Extracted records
···

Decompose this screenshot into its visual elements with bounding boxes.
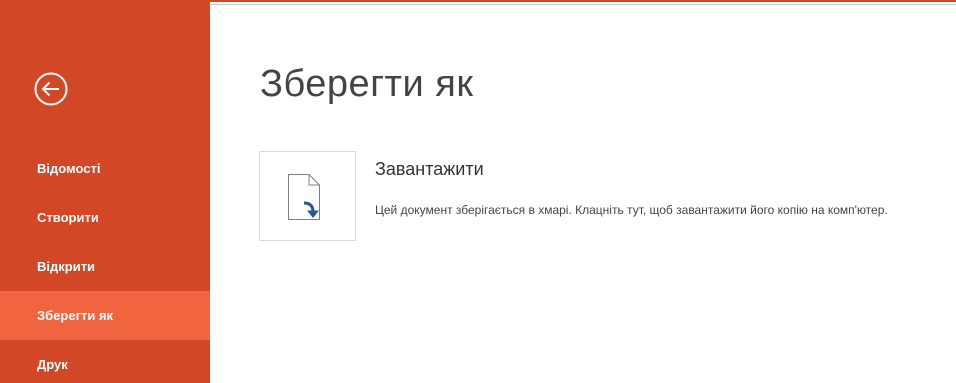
sidebar-item-new[interactable]: Створити <box>0 193 210 242</box>
sidebar-nav: Відомості Створити Відкрити Зберегти як … <box>0 144 210 383</box>
document-download-icon <box>288 174 320 220</box>
sidebar-item-save-as[interactable]: Зберегти як <box>0 291 210 340</box>
sidebar-item-info[interactable]: Відомості <box>0 144 210 193</box>
sidebar-item-label: Зберегти як <box>37 308 114 323</box>
sidebar-item-label: Відкрити <box>37 259 96 274</box>
backstage-sidebar: Відомості Створити Відкрити Зберегти як … <box>0 2 210 383</box>
page-title: Зберегти як <box>260 63 474 105</box>
main-content: Зберегти як Завантажити Цей документ збе… <box>210 5 956 383</box>
upload-description[interactable]: Цей документ зберігається в хмарі. Клацн… <box>375 203 950 218</box>
sidebar-item-open[interactable]: Відкрити <box>0 242 210 291</box>
sidebar-item-label: Створити <box>37 210 99 225</box>
sidebar-item-print[interactable]: Друк <box>0 340 210 383</box>
upload-title[interactable]: Завантажити <box>375 159 484 180</box>
sidebar-item-label: Відомості <box>37 161 101 176</box>
backstage-view: Відомості Створити Відкрити Зберегти як … <box>0 0 956 383</box>
upload-tile[interactable] <box>259 151 356 241</box>
sidebar-item-label: Друк <box>37 357 68 372</box>
back-arrow-icon[interactable] <box>33 71 69 107</box>
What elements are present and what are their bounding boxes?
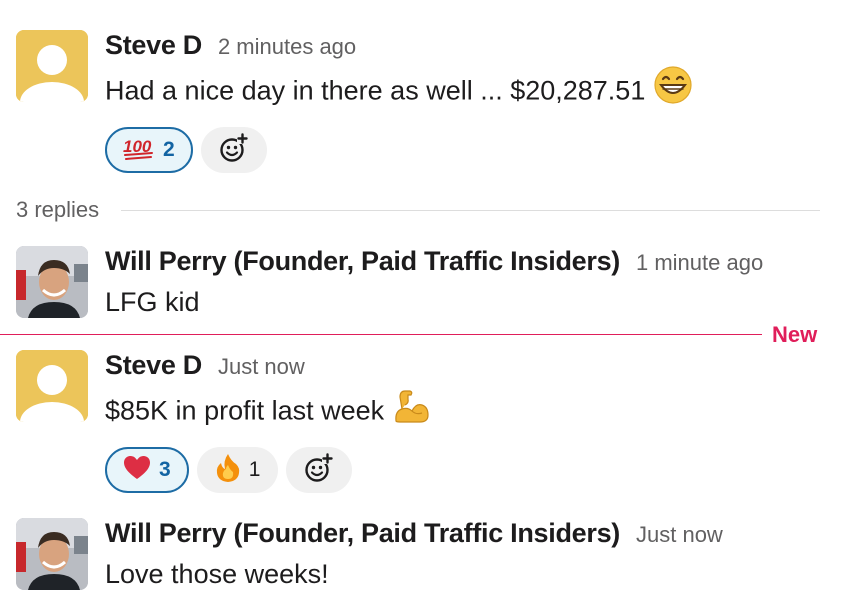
reaction-pill-red-heart[interactable]: 3 [105, 447, 189, 493]
message-text-content: Had a nice day in there as well ... $20,… [105, 75, 646, 106]
grinning-face-icon [653, 65, 693, 114]
message-text: LFG kid [105, 284, 828, 320]
author-name[interactable]: Steve D [105, 350, 202, 381]
author-name[interactable]: Steve D [105, 30, 202, 61]
replies-divider-line [121, 209, 820, 211]
reaction-count: 1 [248, 458, 261, 481]
message-text-content: LFG kid [105, 287, 200, 317]
fire-icon [215, 453, 241, 488]
message-text: $85K in profit last week [105, 388, 828, 437]
add-reaction-button[interactable] [286, 447, 353, 493]
new-messages-divider: New [0, 322, 844, 348]
message-text-content: Love those weeks! [105, 559, 329, 589]
new-messages-label: New [772, 322, 818, 347]
user-photo-avatar[interactable] [16, 518, 88, 590]
reactions-bar: 100 2 [105, 127, 828, 173]
message-text-content: $85K in profit last week [105, 395, 385, 426]
default-avatar-icon[interactable] [16, 350, 88, 422]
author-name[interactable]: Will Perry (Founder, Paid Traffic Inside… [105, 246, 620, 277]
reaction-pill-fire[interactable]: 1 [196, 447, 279, 493]
add-reaction-button[interactable] [200, 127, 267, 173]
user-photo-avatar[interactable] [16, 246, 88, 318]
timestamp[interactable]: 1 minute ago [636, 250, 763, 276]
author-name[interactable]: Will Perry (Founder, Paid Traffic Inside… [105, 518, 620, 549]
reaction-pill-hundred-points[interactable]: 100 2 [105, 127, 193, 173]
timestamp[interactable]: 2 minutes ago [218, 34, 356, 60]
reaction-count: 2 [163, 138, 175, 161]
new-messages-line [0, 334, 762, 335]
add-reaction-icon [218, 132, 250, 169]
default-avatar-icon[interactable] [16, 30, 88, 102]
flexed-biceps-icon [392, 385, 432, 434]
message-text: Love those weeks! [105, 556, 828, 592]
red-heart-icon [123, 455, 151, 486]
reactions-bar: 3 1 [105, 447, 828, 493]
timestamp[interactable]: Just now [636, 522, 723, 548]
replies-divider: 3 replies [16, 196, 820, 224]
reaction-count: 3 [159, 458, 171, 481]
add-reaction-icon [303, 452, 335, 489]
message-thread: Steve D 2 minutes ago Had a nice day in … [0, 0, 844, 612]
replies-count-label[interactable]: 3 replies [16, 197, 99, 223]
hundred-points-icon: 100 [123, 135, 155, 166]
message-text: Had a nice day in there as well ... $20,… [105, 65, 828, 117]
timestamp[interactable]: Just now [218, 354, 305, 380]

···

Task goal ::
Rewrite all of the lines above as a JSON list of strings, one string per line, skipping any blank lines. Omit the picture lines from the list.

The output ::
[
  "Decompose this screenshot into its visual elements with bounding boxes.",
  "sidebar-item-new[interactable]: Створити <box>0 193 210 242</box>",
  "sidebar-nav: Відомості Створити Відкрити Зберегти як … <box>0 144 210 383</box>",
  "document-download-icon <box>288 174 320 220</box>",
  "sidebar-item-save-as[interactable]: Зберегти як <box>0 291 210 340</box>",
  "sidebar-item-info[interactable]: Відомості <box>0 144 210 193</box>",
  "sidebar-item-label: Зберегти як <box>37 308 114 323</box>",
  "sidebar-item-label: Відкрити <box>37 259 96 274</box>",
  "backstage-sidebar: Відомості Створити Відкрити Зберегти як … <box>0 2 210 383</box>",
  "page-title: Зберегти як <box>260 63 474 105</box>",
  "main-content: Зберегти як Завантажити Цей документ збе… <box>210 5 956 383</box>",
  "upload-description[interactable]: Цей документ зберігається в хмарі. Клацн… <box>375 203 950 218</box>",
  "sidebar-item-open[interactable]: Відкрити <box>0 242 210 291</box>",
  "sidebar-item-label: Створити <box>37 210 99 225</box>",
  "sidebar-item-print[interactable]: Друк <box>0 340 210 383</box>",
  "upload-title[interactable]: Завантажити <box>375 159 484 180</box>",
  "sidebar-item-label: Відомості <box>37 161 101 176</box>",
  "backstage-view: Відомості Створити Відкрити Зберегти як … <box>0 0 956 383</box>",
  "upload-tile[interactable] <box>259 151 356 241</box>",
  "sidebar-item-label: Друк <box>37 357 68 372</box>",
  "back-arrow-icon[interactable] <box>33 71 69 107</box>",
  "What elements are present and what are their bounding boxes?",
  "reaction-pill-red-heart[interactable]: 3 [105, 447, 189, 493]",
  "message-text-content: Had a nice day in there as well ... $20,… [105, 75, 646, 106]",
  "grinning-face-icon [653, 65, 693, 114]",
  "message-text: LFG kid [105, 284, 828, 320]",
  "author-name[interactable]: Steve D [105, 350, 202, 381]",
  "author-name[interactable]: Steve D [105, 30, 202, 61]",
  "replies-divider-line [121, 209, 820, 211]",
  "reaction-count: 1 [248, 458, 261, 481]",
  "message-text-content: LFG kid [105, 287, 200, 317]",
  "fire-icon [215, 453, 241, 488]",
  "message-text: $85K in profit last week [105, 388, 828, 437]",
  "add-reaction-button[interactable] [286, 447, 353, 493]",
  "new-messages-divider: New [0, 322, 844, 348]",
  "message-text-content: Love those weeks! [105, 559, 329, 589]",
  "new-messages-label: New [772, 322, 818, 347]",
  "user-photo-avatar[interactable] [16, 518, 88, 590]",
  "reactions-bar: 100 2 [105, 127, 828, 173]",
  "message-text-content: $85K in profit last week [105, 395, 385, 426]",
  "default-avatar-icon[interactable] [16, 350, 88, 422]",
  "author-name[interactable]: Will Perry (Founder, Paid Traffic Inside… [105, 246, 620, 277]",
  "reaction-pill-fire[interactable]: 1 [196, 447, 279, 493]",
  "add-reaction-button[interactable] [200, 127, 267, 173]",
  "user-photo-avatar[interactable] [16, 246, 88, 318]",
  "timestamp[interactable]: 1 minute ago [636, 250, 763, 276]",
  "author-name[interactable]: Will Perry (Founder, Paid Traffic Inside… [105, 518, 620, 549]",
  "reaction-pill-hundred-points[interactable]: 100 2 [105, 127, 193, 173]",
  "timestamp[interactable]: 2 minutes ago [218, 34, 356, 60]",
  "reaction-count: 2 [163, 138, 175, 161]",
  "new-messages-line [0, 334, 762, 335]",
  "add-reaction-icon [218, 132, 250, 169]",
  "default-avatar-icon[interactable] [16, 30, 88, 102]",
  "flexed-biceps-icon [392, 385, 432, 434]",
  "message-text: Love those weeks! [105, 556, 828, 592]",
  "red-heart-icon [123, 455, 151, 486]",
  "reactions-bar: 3 1 [105, 447, 828, 493]",
  "timestamp[interactable]: Just now [636, 522, 723, 548]",
  "replies-divider: 3 replies [16, 196, 820, 224]",
  "reaction-count: 3 [159, 458, 171, 481]",
  "add-reaction-icon [303, 452, 335, 489]",
  "message-thread: Steve D 2 minutes ago Had a nice day in … [0, 0, 844, 612]",
  "replies-count-label[interactable]: 3 replies [16, 197, 99, 223]",
  "hundred-points-icon: 100 [123, 135, 155, 166]",
  "message-text: Had a nice day in there as well ... $20,… [105, 65, 828, 117]",
  "timestamp[interactable]: Just now [218, 354, 305, 380]"
]